■ **GIVEN DATA**
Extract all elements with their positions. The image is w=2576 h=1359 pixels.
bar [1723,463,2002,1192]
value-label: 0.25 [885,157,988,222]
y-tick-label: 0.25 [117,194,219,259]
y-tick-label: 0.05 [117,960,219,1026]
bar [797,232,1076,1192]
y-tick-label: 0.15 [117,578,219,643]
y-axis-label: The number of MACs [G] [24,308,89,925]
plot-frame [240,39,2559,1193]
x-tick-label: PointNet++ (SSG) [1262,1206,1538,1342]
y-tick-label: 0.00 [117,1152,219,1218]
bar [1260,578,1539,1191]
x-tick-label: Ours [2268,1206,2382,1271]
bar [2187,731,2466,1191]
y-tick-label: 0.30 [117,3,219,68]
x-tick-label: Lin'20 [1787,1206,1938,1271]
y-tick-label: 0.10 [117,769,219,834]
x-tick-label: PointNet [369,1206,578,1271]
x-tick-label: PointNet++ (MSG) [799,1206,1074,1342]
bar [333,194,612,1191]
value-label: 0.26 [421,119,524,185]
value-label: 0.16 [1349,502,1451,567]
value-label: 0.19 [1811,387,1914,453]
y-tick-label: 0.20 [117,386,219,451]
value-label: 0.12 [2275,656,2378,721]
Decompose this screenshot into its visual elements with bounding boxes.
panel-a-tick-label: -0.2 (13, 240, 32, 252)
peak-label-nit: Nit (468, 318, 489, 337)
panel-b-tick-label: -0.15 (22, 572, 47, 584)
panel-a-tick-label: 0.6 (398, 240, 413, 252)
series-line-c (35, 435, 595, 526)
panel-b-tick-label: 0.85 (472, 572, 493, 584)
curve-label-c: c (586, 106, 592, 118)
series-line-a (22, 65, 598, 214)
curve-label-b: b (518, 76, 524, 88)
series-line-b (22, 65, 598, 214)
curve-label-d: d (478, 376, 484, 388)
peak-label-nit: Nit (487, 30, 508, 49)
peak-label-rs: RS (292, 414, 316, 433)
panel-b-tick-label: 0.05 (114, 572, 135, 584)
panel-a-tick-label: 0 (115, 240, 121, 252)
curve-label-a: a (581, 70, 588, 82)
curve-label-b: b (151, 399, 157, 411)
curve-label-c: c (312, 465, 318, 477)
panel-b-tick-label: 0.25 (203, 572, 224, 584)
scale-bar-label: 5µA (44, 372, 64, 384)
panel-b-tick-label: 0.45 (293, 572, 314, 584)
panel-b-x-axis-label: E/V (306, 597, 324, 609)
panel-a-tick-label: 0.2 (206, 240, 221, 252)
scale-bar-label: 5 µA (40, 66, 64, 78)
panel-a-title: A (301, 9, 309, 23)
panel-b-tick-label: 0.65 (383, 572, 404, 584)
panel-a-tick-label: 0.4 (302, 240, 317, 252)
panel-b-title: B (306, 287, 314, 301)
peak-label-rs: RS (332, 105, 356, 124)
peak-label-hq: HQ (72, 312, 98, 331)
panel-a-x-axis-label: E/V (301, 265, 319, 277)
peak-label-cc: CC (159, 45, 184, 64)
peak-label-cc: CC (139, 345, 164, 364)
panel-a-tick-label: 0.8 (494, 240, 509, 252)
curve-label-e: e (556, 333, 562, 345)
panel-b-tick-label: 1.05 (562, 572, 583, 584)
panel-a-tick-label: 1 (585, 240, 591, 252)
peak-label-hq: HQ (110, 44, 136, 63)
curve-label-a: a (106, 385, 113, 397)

■ **WHAT IS NEEDED**
Set down the records above again line for line, with every character unchanged.

■ **WRITTEN ANSWER**
Extract all elements with their positions. The image is w=2576 h=1359 pixels.
bar [1723,463,2002,1192]
value-label: 0.25 [885,157,988,222]
y-tick-label: 0.25 [117,194,219,259]
y-tick-label: 0.05 [117,960,219,1026]
bar [797,232,1076,1192]
y-tick-label: 0.15 [117,578,219,643]
y-axis-label: The number of MACs [G] [24,308,89,925]
plot-frame [240,39,2559,1193]
x-tick-label: PointNet++ (SSG) [1262,1206,1538,1342]
y-tick-label: 0.00 [117,1152,219,1218]
bar [1260,578,1539,1191]
x-tick-label: Ours [2268,1206,2382,1271]
bar [2187,731,2466,1191]
y-tick-label: 0.30 [117,3,219,68]
x-tick-label: Lin'20 [1787,1206,1938,1271]
y-tick-label: 0.10 [117,769,219,834]
x-tick-label: PointNet [369,1206,578,1271]
x-tick-label: PointNet++ (MSG) [799,1206,1074,1342]
bar [333,194,612,1191]
value-label: 0.26 [421,119,524,185]
value-label: 0.16 [1349,502,1451,567]
value-label: 0.19 [1811,387,1914,453]
y-tick-label: 0.20 [117,386,219,451]
value-label: 0.12 [2275,656,2378,721]
Decompose this screenshot into its visual elements with bounding boxes.
panel-a-tick-label: -0.2 (13, 240, 32, 252)
peak-label-nit: Nit (468, 318, 489, 337)
panel-b-tick-label: -0.15 (22, 572, 47, 584)
panel-a-tick-label: 0.6 (398, 240, 413, 252)
series-line-c (35, 435, 595, 526)
panel-b-tick-label: 0.85 (472, 572, 493, 584)
curve-label-c: c (586, 106, 592, 118)
series-line-a (22, 65, 598, 214)
curve-label-b: b (518, 76, 524, 88)
series-line-b (22, 65, 598, 214)
curve-label-d: d (478, 376, 484, 388)
peak-label-nit: Nit (487, 30, 508, 49)
peak-label-rs: RS (292, 414, 316, 433)
panel-b-tick-label: 0.05 (114, 572, 135, 584)
panel-a-tick-label: 0 (115, 240, 121, 252)
curve-label-a: a (581, 70, 588, 82)
curve-label-b: b (151, 399, 157, 411)
curve-label-c: c (312, 465, 318, 477)
panel-b-tick-label: 0.25 (203, 572, 224, 584)
scale-bar-label: 5µA (44, 372, 64, 384)
panel-b-tick-label: 0.45 (293, 572, 314, 584)
panel-b-x-axis-label: E/V (306, 597, 324, 609)
panel-a-tick-label: 0.2 (206, 240, 221, 252)
scale-bar-label: 5 µA (40, 66, 64, 78)
panel-a-title: A (301, 9, 309, 23)
panel-b-tick-label: 0.65 (383, 572, 404, 584)
panel-a-tick-label: 0.4 (302, 240, 317, 252)
panel-b-title: B (306, 287, 314, 301)
peak-label-rs: RS (332, 105, 356, 124)
peak-label-hq: HQ (72, 312, 98, 331)
panel-a-x-axis-label: E/V (301, 265, 319, 277)
peak-label-cc: CC (159, 45, 184, 64)
peak-label-cc: CC (139, 345, 164, 364)
panel-a-tick-label: 0.8 (494, 240, 509, 252)
curve-label-e: e (556, 333, 562, 345)
panel-b-tick-label: 1.05 (562, 572, 583, 584)
panel-a-tick-label: 1 (585, 240, 591, 252)
peak-label-hq: HQ (110, 44, 136, 63)
curve-label-a: a (106, 385, 113, 397)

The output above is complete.